* _Exercise aim_:
Copy every line in which the string "cavabdeh" occurs.

-.-.-

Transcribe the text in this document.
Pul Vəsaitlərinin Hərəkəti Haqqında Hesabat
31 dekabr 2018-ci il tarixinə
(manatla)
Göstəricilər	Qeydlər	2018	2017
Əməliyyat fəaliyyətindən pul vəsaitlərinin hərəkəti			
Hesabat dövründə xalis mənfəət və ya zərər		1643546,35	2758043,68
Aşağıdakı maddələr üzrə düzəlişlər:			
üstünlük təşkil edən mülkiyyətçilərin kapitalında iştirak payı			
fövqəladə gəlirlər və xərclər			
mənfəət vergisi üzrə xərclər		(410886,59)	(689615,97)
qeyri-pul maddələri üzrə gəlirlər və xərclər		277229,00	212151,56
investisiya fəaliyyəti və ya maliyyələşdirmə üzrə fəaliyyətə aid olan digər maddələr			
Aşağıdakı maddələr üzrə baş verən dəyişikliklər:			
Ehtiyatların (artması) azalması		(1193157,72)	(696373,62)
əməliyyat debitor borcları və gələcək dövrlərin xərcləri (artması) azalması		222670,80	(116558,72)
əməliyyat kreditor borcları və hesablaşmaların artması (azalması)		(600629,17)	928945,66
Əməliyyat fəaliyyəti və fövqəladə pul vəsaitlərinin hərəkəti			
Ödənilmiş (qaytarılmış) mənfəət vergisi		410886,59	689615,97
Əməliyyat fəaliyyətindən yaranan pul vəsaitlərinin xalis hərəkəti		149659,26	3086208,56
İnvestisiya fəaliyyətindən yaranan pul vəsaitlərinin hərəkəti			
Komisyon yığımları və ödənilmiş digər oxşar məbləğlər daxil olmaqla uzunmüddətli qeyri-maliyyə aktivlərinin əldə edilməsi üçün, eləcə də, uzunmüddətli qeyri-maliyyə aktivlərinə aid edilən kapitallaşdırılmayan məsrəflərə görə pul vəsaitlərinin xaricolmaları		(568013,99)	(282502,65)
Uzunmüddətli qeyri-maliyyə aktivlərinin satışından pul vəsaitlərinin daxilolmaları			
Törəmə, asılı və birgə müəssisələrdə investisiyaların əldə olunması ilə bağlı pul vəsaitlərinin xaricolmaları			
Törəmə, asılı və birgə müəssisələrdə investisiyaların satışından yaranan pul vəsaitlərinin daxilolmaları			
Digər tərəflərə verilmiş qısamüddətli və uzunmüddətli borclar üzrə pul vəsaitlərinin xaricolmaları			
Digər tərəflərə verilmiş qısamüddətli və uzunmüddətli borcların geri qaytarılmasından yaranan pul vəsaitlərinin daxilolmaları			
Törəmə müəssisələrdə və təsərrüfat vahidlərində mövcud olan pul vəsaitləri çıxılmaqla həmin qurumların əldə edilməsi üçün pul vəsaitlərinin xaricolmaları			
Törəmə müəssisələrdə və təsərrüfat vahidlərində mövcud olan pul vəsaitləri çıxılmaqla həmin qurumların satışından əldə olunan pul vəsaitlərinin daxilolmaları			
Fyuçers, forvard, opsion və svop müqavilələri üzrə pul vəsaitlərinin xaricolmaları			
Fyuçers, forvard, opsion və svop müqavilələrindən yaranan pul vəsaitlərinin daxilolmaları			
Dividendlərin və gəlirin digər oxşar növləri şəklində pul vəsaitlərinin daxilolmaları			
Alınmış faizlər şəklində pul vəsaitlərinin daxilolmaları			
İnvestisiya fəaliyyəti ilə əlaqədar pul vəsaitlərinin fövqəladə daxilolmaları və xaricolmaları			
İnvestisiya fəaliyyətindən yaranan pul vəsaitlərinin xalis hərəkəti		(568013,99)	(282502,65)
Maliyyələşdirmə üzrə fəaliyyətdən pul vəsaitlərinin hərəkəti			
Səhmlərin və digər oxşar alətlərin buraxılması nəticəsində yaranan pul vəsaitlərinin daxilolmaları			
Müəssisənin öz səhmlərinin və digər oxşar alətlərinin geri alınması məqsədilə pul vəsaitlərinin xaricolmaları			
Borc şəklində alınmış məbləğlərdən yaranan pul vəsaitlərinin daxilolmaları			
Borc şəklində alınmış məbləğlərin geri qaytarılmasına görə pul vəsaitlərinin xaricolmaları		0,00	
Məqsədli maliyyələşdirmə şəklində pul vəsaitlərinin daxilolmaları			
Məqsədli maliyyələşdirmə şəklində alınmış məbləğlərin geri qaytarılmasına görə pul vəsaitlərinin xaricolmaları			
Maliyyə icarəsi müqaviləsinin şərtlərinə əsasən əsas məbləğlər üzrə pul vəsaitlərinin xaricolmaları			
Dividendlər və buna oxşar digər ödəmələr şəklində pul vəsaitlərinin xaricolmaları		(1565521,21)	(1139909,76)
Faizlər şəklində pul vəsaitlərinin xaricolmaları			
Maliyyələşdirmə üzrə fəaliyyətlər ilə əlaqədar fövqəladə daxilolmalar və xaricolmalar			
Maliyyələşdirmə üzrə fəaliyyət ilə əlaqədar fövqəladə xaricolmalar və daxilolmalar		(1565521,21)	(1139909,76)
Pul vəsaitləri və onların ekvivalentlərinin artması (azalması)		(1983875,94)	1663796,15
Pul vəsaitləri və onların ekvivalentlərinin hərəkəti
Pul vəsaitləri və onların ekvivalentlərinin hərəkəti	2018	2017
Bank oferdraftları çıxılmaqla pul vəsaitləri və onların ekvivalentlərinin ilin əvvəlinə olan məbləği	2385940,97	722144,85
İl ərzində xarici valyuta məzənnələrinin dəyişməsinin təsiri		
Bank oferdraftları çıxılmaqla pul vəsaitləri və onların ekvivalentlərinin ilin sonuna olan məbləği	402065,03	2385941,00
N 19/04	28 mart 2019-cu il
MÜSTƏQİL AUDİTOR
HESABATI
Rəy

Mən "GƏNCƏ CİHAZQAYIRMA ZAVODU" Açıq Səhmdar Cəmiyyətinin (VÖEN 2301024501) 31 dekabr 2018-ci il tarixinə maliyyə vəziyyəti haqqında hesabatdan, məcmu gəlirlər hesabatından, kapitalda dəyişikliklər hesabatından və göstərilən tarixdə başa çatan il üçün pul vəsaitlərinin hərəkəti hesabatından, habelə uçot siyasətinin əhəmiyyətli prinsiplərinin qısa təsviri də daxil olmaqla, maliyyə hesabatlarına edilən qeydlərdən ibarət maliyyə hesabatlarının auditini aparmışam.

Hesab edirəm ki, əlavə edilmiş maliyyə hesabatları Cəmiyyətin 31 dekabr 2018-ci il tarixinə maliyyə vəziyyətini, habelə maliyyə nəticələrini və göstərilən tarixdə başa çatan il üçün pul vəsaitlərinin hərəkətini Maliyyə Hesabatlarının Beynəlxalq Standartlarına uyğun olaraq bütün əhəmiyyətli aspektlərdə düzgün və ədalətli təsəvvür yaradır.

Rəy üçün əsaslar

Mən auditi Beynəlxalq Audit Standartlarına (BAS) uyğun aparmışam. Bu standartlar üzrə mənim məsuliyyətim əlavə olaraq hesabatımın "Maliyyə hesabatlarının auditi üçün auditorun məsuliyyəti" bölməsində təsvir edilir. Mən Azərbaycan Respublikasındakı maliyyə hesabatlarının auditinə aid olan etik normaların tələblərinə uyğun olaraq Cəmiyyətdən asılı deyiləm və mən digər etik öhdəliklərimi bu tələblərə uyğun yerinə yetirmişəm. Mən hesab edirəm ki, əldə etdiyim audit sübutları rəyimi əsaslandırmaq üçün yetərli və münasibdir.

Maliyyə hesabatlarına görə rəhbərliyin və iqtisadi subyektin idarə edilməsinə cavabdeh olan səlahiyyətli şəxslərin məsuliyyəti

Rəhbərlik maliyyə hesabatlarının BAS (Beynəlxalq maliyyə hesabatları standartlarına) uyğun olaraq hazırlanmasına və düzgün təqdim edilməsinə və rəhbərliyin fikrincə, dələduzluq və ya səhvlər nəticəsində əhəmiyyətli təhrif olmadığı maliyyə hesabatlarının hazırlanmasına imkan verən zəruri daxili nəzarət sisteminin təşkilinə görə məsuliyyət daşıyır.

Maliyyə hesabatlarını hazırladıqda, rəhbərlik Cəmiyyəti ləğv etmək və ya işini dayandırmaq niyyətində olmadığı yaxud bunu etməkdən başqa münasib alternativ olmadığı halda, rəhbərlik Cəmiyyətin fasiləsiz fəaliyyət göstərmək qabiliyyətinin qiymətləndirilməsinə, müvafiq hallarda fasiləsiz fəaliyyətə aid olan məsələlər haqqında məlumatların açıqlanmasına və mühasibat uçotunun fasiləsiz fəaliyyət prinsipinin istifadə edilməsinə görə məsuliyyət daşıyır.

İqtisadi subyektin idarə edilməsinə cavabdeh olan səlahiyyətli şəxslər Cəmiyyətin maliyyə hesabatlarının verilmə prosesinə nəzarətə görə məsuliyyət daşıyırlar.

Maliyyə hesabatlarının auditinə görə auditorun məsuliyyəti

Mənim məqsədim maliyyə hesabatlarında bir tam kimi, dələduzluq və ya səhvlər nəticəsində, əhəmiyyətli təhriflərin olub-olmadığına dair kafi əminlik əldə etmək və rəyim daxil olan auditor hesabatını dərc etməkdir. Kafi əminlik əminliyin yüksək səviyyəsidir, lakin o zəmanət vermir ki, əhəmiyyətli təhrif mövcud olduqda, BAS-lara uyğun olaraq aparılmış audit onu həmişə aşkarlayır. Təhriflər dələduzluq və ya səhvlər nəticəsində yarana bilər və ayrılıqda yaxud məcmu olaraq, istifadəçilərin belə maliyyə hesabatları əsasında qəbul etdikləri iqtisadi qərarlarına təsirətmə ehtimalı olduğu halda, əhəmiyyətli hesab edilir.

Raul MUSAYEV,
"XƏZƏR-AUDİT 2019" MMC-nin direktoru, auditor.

-.-.-

* _The solution_:
Maliyyə hesabatlarına görə rəhbərliyin və iqtisadi subyektin idarə edilməsinə cavabdeh olan səlahiyyətli şəxslərin məsuliyyəti
İqtisadi subyektin idarə edilməsinə cavabdeh olan səlahiyyətli şəxslər Cəmiyyətin maliyyə hesabatlarının verilmə prosesinə nəzarətə görə məsuliyyət daşıyırlar.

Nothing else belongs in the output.